| PASSAGE PROVIDED |
]> www.infradead.org Git - nvme.git/commitdiff
bcachefs: btree write buffer knows how to accumulate bch_accounting keys
authorKent Overstreet <kent.overstreet@linux.dev>
Fri, 17 Nov 2023 05:23:07 +0000 (00:23 -0500)
committerKent Overstreet <kent.overstreet@linux.dev>
Sun, 14 Jul 2024 23:00:13 +0000 (19:00 -0400)
Teach the btree write buffer how to accumulate accounting keys - instead
of having the newer key overwrite the older key as we do with other
updates, we need to add them together.

Also, add a flag so that write buffer flush knows when journal replay is
finished flushing accounting, and teach it to hold accounting keys until
that flag is set.

Signed-off-by: Kent Overstreet <kent.overstreet@linux.dev>
fs/bcachefs/bcachefs.h
fs/bcachefs/btree_write_buffer.c
fs/bcachefs/recovery.c

index 6eec526c45d498b200b1e93d9fec7d12e731a2ac..b1a74d3ebc121f4900b7f5a442d227bd79ad9a97 100644 (file)

| SUPPLIED DATA |
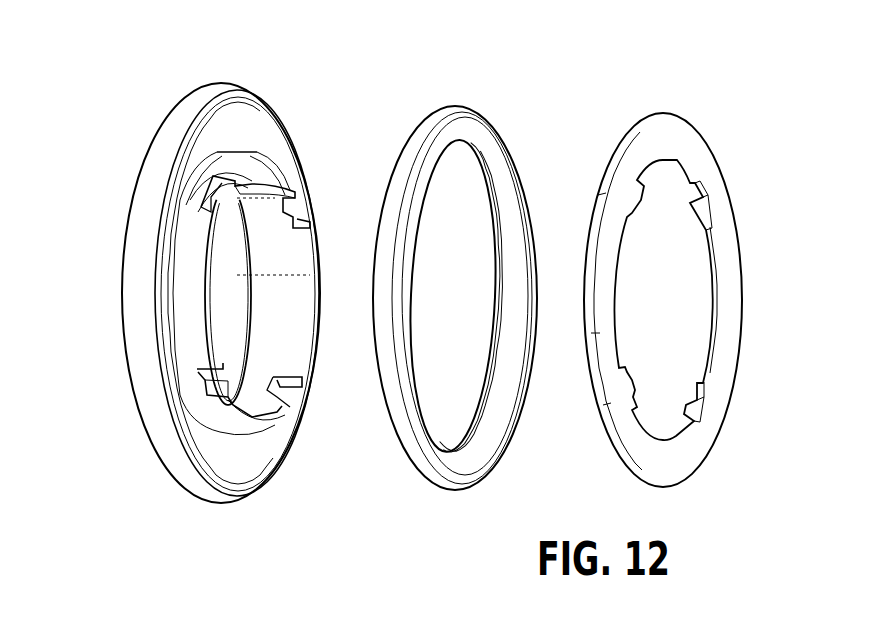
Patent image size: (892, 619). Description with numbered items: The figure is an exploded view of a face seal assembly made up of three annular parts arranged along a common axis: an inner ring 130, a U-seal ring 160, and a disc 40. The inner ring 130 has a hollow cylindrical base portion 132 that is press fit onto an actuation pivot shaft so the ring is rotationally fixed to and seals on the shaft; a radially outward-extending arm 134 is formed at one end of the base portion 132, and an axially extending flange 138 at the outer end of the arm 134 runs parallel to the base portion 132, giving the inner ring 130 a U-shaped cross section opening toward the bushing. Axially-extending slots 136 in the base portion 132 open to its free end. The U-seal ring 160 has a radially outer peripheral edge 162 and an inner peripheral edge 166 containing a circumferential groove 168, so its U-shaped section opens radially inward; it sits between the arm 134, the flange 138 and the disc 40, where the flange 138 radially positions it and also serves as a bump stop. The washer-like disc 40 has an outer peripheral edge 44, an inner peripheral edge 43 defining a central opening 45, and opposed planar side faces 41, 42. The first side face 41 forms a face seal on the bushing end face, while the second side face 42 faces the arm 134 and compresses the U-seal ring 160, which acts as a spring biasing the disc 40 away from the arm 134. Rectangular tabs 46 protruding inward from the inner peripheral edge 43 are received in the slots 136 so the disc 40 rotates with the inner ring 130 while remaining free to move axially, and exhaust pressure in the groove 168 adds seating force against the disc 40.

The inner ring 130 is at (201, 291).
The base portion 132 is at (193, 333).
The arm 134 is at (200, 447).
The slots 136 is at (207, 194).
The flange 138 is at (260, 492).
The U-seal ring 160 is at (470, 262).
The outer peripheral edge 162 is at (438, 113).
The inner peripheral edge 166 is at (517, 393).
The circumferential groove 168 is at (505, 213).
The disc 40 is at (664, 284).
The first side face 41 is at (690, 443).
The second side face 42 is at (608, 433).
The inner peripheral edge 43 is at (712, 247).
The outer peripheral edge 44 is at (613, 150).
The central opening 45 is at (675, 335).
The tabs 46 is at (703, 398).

--

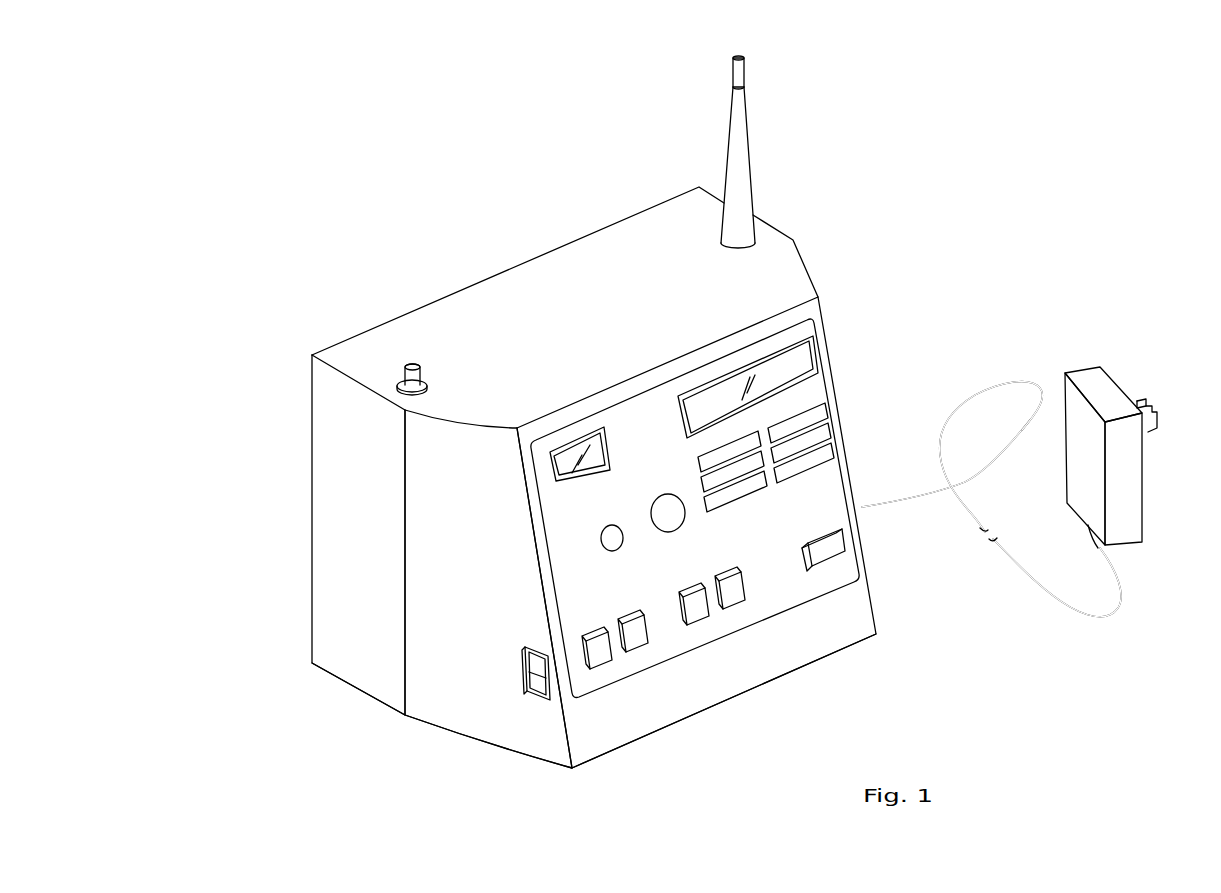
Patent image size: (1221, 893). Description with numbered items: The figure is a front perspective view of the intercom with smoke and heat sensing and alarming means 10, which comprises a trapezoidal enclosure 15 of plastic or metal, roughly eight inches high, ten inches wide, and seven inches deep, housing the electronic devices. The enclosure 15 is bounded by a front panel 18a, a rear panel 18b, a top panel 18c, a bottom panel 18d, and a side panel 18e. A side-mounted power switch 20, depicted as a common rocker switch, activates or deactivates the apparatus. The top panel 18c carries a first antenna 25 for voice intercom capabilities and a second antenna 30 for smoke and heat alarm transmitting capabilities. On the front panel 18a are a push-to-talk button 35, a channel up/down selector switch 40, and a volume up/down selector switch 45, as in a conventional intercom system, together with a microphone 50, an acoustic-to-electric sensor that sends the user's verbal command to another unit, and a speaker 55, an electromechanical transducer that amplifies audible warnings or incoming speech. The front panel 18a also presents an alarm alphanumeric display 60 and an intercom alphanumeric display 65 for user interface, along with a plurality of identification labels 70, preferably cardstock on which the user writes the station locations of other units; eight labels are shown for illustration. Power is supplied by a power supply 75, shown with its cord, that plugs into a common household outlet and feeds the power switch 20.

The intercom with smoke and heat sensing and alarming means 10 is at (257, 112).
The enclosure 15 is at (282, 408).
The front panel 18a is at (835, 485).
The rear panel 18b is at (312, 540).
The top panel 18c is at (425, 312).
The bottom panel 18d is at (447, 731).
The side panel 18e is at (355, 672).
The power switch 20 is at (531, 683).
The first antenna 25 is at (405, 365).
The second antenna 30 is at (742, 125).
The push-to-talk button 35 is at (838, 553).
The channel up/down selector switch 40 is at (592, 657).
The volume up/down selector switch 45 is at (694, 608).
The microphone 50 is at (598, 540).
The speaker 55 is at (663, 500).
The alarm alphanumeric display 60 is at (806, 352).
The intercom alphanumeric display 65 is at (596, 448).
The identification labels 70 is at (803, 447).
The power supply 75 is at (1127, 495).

---

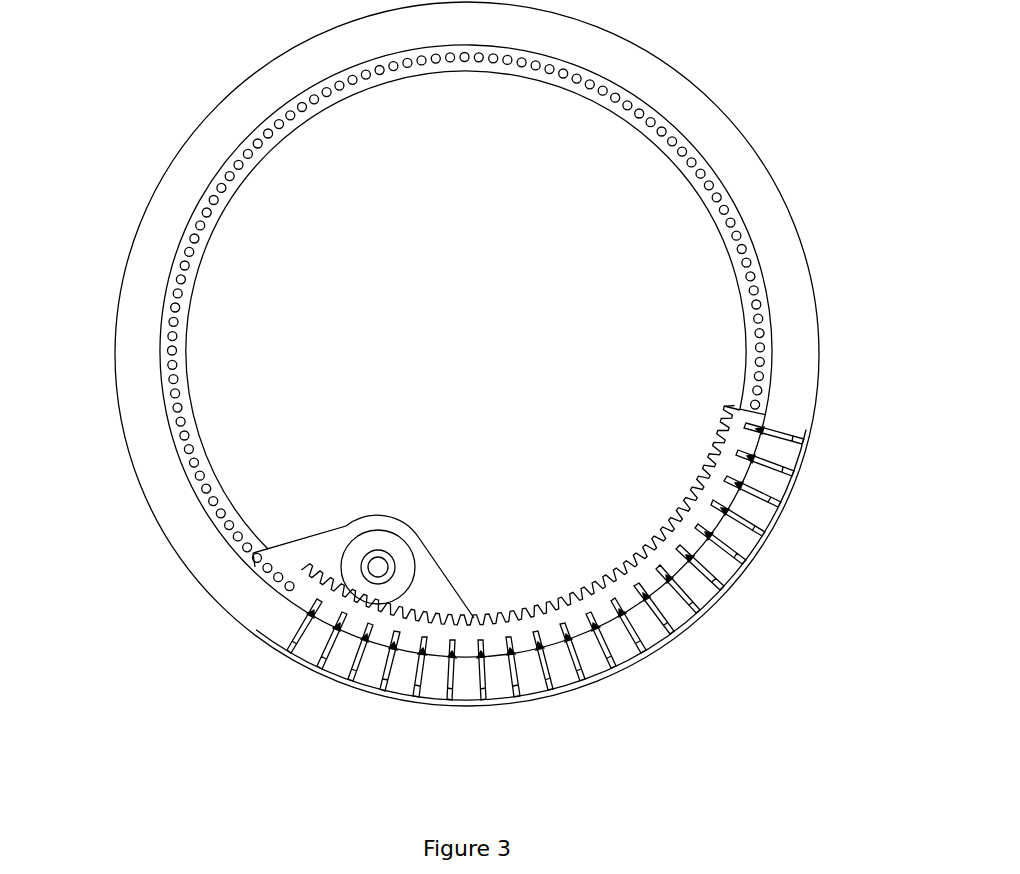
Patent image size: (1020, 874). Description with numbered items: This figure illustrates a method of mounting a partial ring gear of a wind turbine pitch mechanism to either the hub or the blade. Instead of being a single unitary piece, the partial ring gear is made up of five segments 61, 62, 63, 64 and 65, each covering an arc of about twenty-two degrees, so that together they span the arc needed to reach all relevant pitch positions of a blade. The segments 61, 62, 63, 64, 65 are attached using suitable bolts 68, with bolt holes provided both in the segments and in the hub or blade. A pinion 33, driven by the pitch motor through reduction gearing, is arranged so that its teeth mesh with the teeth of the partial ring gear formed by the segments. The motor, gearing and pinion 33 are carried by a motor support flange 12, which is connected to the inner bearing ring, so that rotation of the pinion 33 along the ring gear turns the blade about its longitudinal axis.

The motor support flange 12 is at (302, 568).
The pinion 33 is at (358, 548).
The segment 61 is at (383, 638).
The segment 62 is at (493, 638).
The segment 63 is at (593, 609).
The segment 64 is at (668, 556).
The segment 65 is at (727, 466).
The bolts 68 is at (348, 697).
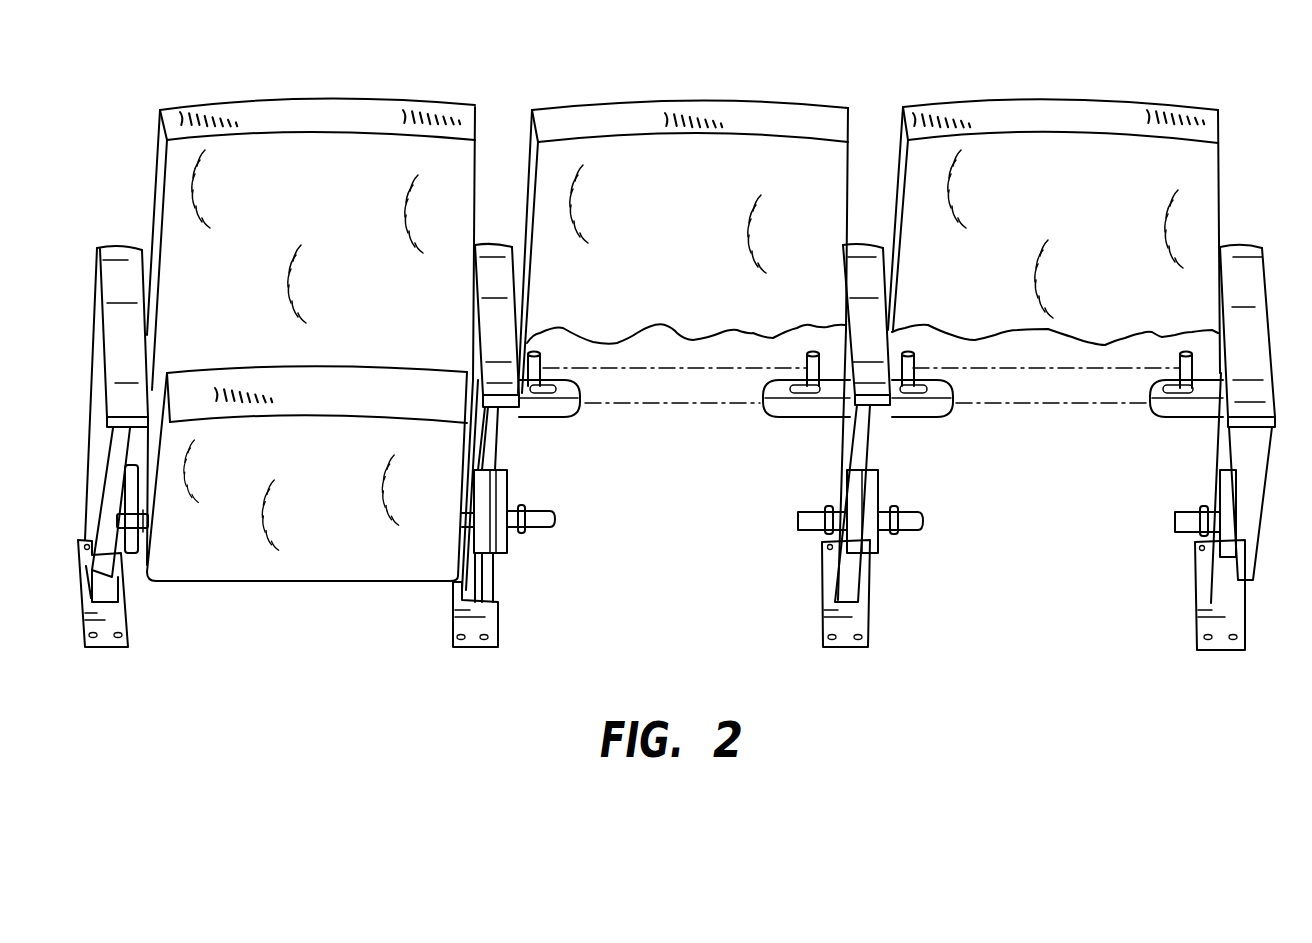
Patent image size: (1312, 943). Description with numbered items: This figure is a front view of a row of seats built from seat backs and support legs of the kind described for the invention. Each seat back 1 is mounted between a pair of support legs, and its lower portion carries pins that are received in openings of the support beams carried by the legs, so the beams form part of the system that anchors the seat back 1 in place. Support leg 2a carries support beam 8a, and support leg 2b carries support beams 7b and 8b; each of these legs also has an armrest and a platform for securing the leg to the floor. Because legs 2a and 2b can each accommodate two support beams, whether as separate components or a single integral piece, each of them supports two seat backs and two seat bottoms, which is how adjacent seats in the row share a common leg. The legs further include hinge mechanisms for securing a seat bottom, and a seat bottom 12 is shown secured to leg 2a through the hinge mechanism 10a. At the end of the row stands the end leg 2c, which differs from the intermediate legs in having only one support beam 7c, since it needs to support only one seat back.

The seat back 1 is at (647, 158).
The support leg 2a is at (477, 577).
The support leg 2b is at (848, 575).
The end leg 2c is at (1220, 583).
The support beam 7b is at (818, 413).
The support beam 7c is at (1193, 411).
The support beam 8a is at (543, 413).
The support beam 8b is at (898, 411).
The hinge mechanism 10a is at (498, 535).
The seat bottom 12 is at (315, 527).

| DIRECTIVES |
**A.** Using the bcachefs commit page, answer the following:
(i) When the write buffer handles accounting keys, what is done with them in place of letting the newer key overwrite the older one?
(ii) Which three files are listed on the page?
(iii) On what date was the change committed?
**B.** Carry on the bcachefs commit page from the point at which it stops.
The material placed after the bcachefs commit page comes from a separate source.

| TASK-BY-TASK ANSWERS |
**A.**
(i) They are added together.
(ii) fs/bcachefs/bcachefs.h, fs/bcachefs/btree_write_buffer.c and fs/bcachefs/recovery.c.
(iii) Sunday, July 14, 2024.

**B.**
@@ -593,6 +593,7 @@ struct bch_dev {
        x(new_fs)                       \
        x(started)                      \
        x(btree_running)                \
+       x(accounting_replay_done)       \
        x(may_go_rw)                    \
        x(rw)                           \
        x(was_rw)                       \
index d0e92d948002d4a3e07aeeaec0cb95d6333884eb..e9e36d8aded97fb1776f0a761e3f8874c78a4b5f 100644 (file)
@@ -6,6 +6,7 @@
 #include "btree_update.h"
 #include "btree_update_interior.h"
 #include "btree_write_buffer.h"
+#include "disk_accounting.h"
 #include "error.h"
 #include "extents.h"
 #include "journal.h"
@@ -134,7 +135,9 @@ static noinline int wb_flush_one_slowpath(struct btree_trans *trans,
 
 static inline int wb_flush_one(struct btree_trans *trans, struct btree_iter *iter,
                               struct btree_write_buffered_key *wb,
-                              bool *write_locked, size_t *fast)
+                              bool *write_locked,
+                              bool *accounting_accumulated,
+                              size_t *fast)
 {
        struct btree_path *path;
        int ret;
@@ -147,6 +150,16 @@ static inline int wb_flush_one(struct btree_trans *trans, struct btree_iter *ite
        if (ret)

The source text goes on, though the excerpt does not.